═══ Input data ═══

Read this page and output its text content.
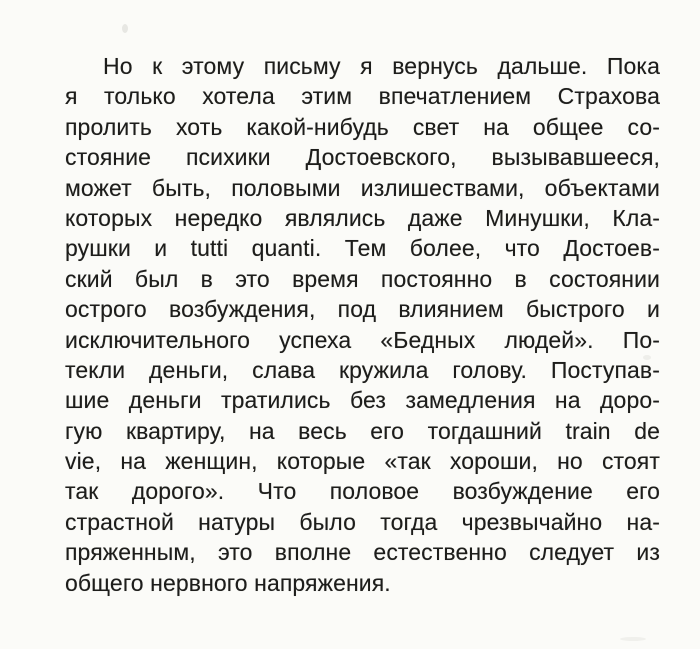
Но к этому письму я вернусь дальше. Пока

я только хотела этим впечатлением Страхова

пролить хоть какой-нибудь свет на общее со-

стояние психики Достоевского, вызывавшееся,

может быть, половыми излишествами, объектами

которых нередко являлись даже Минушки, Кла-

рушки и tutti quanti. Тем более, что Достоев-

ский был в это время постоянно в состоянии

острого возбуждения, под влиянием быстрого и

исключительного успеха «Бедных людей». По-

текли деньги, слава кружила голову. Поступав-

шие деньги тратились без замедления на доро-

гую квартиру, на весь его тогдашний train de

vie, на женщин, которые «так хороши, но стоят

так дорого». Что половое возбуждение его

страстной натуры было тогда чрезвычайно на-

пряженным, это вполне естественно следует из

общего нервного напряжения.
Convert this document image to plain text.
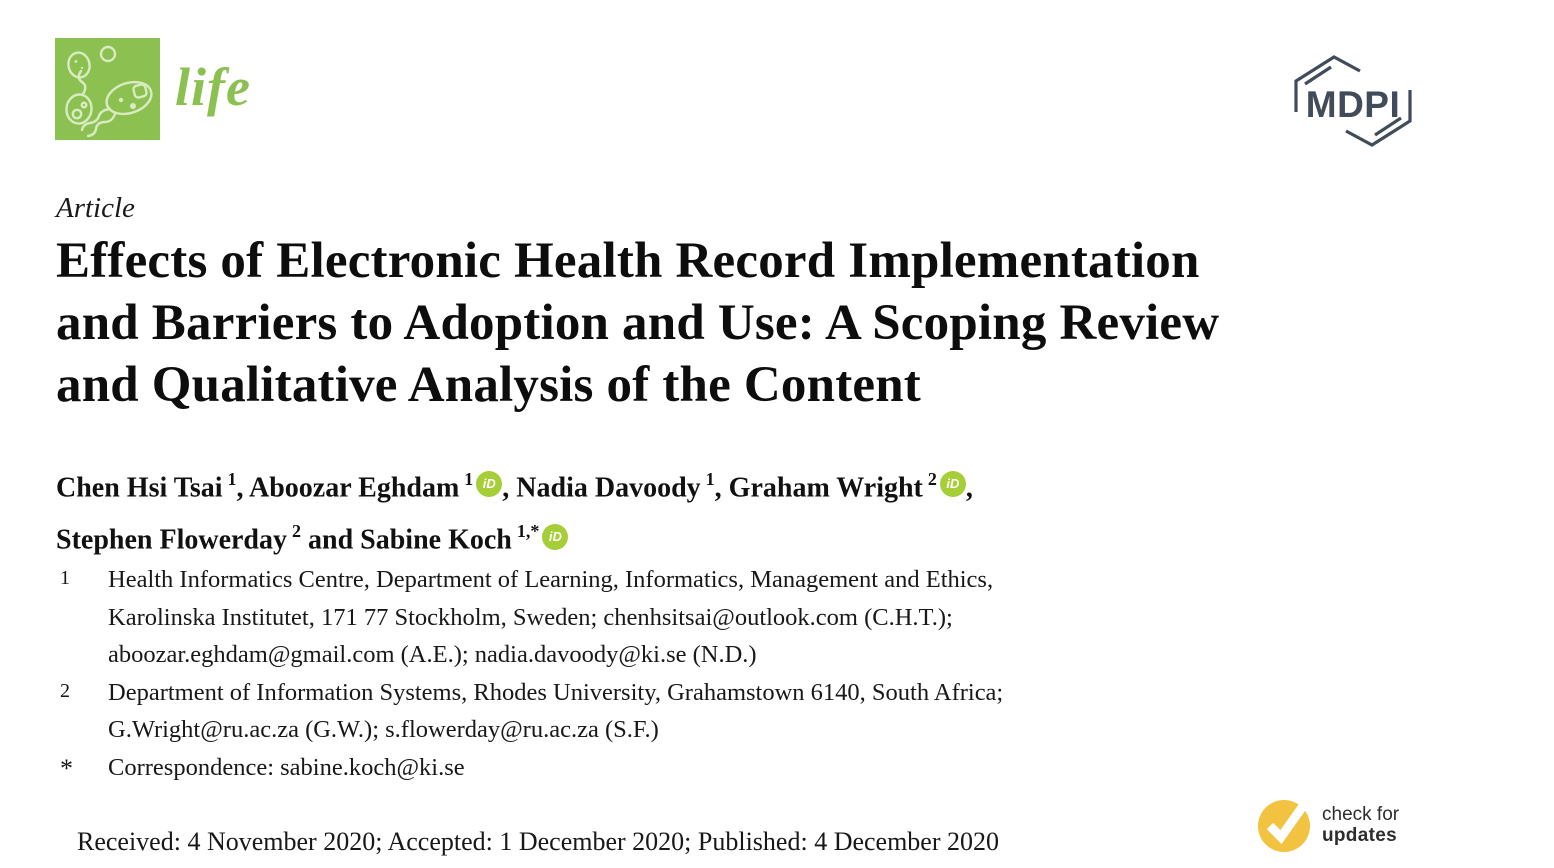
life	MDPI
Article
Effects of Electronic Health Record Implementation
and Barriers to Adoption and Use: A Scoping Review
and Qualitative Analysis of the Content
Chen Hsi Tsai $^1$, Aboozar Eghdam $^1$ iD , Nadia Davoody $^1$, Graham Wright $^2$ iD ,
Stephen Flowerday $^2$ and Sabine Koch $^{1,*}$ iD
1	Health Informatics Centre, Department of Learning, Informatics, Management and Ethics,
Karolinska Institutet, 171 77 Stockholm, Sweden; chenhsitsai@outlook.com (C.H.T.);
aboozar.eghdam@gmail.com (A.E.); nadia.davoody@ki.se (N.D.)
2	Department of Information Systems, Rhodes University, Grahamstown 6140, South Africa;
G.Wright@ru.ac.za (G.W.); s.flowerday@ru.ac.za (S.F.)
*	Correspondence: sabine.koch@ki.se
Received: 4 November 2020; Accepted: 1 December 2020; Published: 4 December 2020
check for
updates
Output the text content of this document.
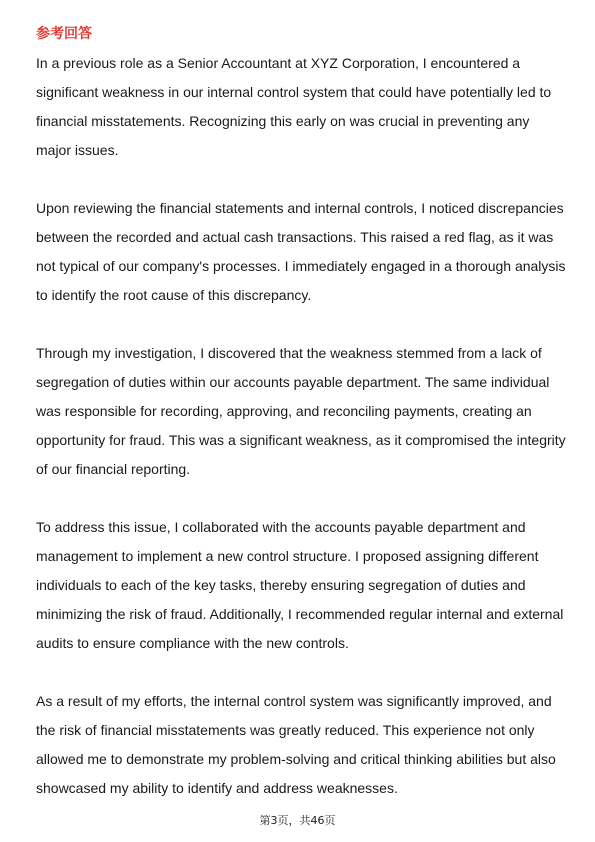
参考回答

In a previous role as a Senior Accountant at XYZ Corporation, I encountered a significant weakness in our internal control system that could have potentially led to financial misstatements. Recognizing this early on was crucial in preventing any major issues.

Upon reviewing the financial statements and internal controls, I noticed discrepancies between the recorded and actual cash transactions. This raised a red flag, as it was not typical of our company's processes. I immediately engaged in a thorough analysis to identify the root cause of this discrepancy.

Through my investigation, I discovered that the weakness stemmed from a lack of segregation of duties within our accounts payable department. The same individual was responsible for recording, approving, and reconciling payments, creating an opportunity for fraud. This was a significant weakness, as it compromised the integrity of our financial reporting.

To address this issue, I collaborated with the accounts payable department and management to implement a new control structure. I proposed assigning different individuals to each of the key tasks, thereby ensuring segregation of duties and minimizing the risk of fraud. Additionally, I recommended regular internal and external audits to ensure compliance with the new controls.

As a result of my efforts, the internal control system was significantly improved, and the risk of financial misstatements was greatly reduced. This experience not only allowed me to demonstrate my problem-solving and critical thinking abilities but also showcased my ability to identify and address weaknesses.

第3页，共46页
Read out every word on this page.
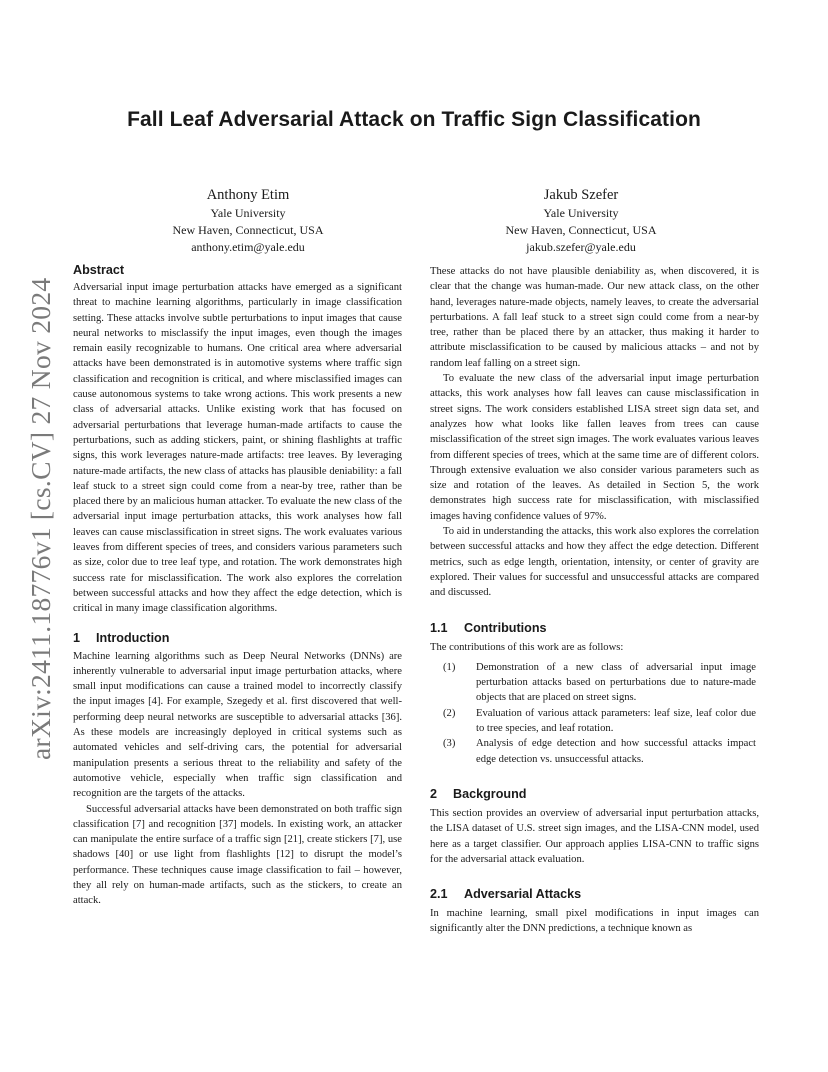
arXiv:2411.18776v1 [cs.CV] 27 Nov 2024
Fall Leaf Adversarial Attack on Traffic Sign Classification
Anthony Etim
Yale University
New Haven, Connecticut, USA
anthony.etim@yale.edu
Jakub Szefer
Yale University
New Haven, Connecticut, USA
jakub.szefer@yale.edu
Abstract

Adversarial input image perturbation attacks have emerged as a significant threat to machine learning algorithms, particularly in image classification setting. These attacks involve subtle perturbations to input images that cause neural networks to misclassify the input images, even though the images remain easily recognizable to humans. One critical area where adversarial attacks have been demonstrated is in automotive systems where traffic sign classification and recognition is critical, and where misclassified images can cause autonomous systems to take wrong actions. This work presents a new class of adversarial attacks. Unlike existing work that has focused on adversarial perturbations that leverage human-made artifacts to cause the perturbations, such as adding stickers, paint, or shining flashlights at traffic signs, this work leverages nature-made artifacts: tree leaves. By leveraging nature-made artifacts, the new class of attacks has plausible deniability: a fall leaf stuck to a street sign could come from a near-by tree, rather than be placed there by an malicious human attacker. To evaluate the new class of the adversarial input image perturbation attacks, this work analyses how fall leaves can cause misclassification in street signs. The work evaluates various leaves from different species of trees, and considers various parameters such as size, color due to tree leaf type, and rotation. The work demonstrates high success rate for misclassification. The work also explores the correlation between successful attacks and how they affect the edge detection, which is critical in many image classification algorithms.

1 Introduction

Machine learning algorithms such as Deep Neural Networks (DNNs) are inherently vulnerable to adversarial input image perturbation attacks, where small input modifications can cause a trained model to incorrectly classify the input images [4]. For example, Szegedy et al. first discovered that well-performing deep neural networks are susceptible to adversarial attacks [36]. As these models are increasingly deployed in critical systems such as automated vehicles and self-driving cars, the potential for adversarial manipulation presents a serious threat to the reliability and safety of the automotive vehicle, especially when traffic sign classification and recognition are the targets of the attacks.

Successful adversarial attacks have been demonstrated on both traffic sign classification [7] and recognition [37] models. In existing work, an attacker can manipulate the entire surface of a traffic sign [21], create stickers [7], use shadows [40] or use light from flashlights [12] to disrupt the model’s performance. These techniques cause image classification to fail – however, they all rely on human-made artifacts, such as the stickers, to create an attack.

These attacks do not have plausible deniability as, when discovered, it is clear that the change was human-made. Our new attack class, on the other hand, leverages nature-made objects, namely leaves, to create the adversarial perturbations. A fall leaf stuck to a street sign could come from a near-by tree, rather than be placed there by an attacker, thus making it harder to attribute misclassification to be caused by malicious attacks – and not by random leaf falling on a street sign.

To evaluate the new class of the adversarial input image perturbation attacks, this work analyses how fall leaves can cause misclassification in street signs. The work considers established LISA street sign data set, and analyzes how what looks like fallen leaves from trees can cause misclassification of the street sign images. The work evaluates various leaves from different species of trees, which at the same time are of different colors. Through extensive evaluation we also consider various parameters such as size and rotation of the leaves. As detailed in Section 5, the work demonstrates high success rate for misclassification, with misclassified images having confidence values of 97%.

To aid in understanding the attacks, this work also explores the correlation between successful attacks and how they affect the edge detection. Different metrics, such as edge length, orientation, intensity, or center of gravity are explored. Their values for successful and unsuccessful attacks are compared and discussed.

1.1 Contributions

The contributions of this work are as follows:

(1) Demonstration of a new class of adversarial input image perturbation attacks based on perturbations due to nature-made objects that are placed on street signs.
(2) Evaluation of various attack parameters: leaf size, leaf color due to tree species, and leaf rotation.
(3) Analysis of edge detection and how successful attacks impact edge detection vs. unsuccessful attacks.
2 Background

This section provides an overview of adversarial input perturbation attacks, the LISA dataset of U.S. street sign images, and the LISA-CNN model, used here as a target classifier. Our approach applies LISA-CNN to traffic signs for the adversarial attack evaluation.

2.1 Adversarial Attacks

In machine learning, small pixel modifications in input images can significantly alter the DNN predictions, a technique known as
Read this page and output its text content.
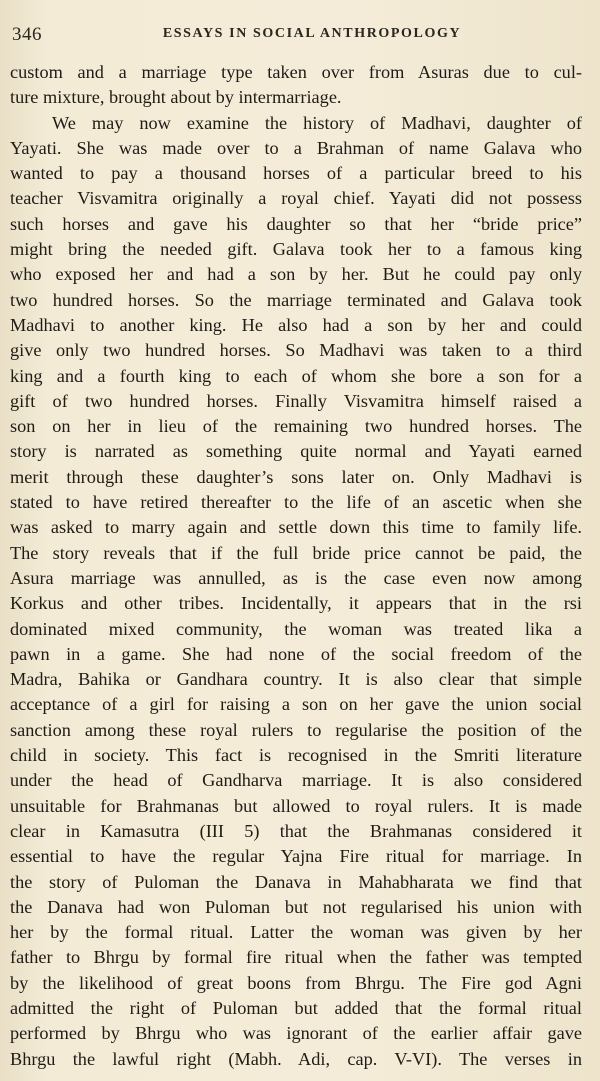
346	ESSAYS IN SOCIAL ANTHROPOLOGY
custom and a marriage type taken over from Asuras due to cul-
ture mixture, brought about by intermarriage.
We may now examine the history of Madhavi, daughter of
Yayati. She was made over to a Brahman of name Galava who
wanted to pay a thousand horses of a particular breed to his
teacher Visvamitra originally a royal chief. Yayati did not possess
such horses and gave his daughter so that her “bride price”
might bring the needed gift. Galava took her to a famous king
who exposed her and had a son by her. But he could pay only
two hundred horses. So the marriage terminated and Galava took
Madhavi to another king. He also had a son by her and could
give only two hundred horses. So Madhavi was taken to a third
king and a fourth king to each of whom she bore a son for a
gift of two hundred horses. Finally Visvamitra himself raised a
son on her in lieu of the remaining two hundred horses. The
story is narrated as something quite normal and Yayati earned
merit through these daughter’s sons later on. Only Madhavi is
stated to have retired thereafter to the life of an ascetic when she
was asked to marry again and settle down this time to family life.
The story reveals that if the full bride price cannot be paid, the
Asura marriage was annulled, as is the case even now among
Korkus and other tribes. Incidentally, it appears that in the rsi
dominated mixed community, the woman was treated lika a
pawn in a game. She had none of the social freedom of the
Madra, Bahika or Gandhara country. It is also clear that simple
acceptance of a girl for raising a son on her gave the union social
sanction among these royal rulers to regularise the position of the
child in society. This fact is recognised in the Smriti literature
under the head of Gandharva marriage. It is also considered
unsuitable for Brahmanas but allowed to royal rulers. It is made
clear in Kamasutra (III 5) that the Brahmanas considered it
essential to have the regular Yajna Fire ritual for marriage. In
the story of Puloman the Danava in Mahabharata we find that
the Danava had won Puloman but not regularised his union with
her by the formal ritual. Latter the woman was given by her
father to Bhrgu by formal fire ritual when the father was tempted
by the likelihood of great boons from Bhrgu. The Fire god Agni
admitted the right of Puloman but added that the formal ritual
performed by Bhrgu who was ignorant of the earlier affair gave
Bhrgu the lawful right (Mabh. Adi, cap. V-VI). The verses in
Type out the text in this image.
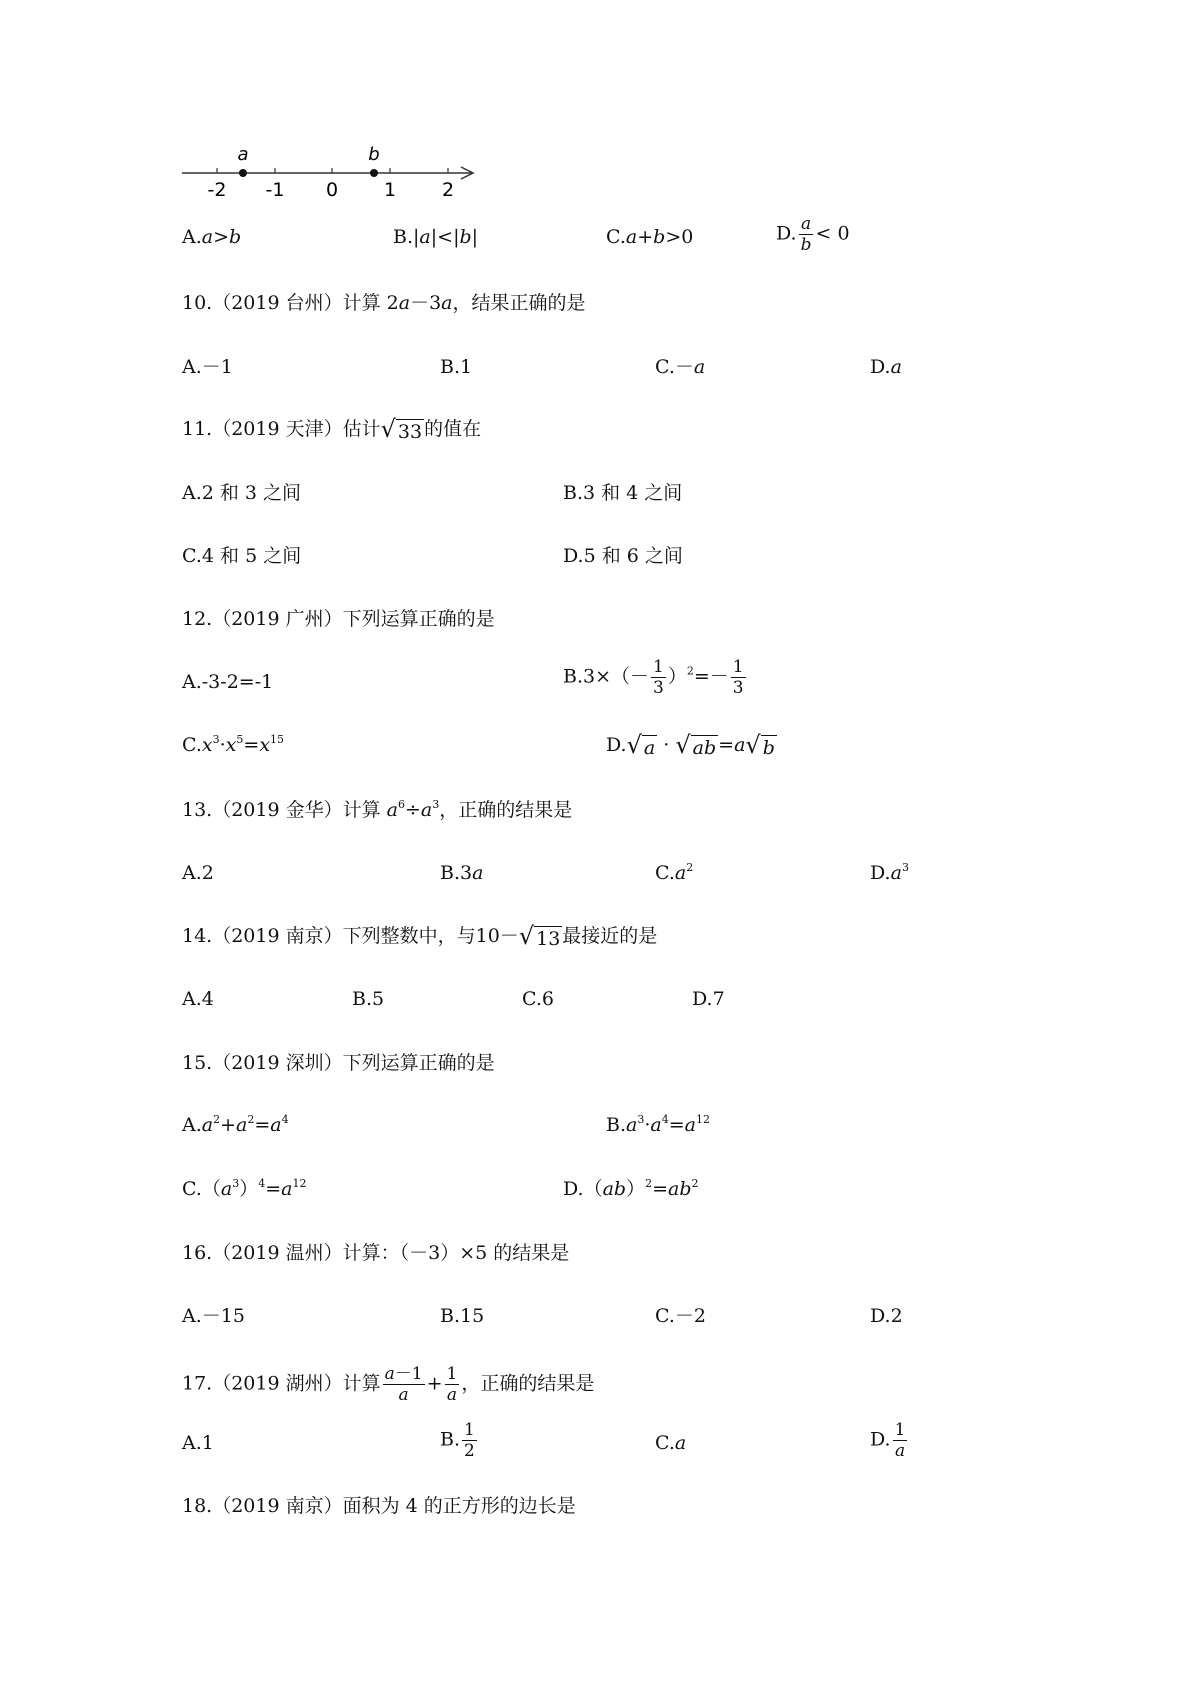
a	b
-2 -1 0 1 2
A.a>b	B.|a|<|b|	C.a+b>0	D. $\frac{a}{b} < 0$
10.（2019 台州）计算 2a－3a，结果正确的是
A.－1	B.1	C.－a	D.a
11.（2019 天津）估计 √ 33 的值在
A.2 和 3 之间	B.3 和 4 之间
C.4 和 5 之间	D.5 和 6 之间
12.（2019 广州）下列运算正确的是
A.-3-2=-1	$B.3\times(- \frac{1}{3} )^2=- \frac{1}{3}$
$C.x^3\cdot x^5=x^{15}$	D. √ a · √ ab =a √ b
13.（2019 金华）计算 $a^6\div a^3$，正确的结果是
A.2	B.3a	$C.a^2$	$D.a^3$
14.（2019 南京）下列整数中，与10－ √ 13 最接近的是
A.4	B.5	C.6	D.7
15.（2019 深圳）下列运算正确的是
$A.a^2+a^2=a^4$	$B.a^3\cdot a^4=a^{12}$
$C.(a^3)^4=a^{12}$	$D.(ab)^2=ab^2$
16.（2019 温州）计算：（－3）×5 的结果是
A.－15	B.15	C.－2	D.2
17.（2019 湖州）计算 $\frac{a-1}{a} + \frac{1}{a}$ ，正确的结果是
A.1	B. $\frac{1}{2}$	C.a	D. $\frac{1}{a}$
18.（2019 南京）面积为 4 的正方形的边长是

═══

Task prompt:
Return each line with "identify".

Task response:
Upon reviewing the financial statements and internal controls, I noticed discrepancies between the recorded and actual cash transactions. This raised a red flag, as it was not typical of our company's processes. I immediately engaged in a thorough analysis to identify the root cause of this discrepancy.
As a result of my efforts, the internal control system was significantly improved, and the risk of financial misstatements was greatly reduced. This experience not only allowed me to demonstrate my problem-solving and critical thinking abilities but also showcased my ability to identify and address weaknesses.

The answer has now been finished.